What to do: Find each line containing the string "Coeli" and return it.

- - - - -

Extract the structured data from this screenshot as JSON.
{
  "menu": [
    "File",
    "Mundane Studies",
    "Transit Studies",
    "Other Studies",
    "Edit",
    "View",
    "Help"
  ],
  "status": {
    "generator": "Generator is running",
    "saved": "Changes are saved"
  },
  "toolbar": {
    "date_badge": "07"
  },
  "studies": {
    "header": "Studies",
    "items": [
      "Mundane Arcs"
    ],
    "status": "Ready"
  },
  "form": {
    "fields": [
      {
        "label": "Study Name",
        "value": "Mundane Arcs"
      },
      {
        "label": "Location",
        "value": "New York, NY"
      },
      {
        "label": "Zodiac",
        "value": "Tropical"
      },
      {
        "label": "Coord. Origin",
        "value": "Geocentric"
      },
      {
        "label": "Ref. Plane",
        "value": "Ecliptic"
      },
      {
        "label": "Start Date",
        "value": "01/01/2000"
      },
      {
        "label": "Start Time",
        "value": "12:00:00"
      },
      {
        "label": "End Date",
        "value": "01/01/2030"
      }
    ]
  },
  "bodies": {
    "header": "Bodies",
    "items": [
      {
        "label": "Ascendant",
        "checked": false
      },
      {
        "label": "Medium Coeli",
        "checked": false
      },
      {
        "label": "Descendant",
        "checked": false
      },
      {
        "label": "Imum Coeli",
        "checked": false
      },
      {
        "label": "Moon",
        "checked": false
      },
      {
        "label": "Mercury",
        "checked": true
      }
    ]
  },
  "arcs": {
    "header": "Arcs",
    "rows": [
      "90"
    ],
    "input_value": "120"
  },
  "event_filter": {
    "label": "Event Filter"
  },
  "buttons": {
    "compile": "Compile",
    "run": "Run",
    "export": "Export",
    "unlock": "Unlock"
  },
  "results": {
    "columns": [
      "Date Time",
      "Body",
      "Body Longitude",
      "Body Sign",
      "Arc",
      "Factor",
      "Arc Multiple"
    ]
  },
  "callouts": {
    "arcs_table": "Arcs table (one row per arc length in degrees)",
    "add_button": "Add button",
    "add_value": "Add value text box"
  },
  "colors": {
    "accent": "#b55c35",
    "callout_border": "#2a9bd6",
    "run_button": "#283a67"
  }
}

- - - - -

Task result:
        "label": "Medium Coeli",
        "label": "Imum Coeli",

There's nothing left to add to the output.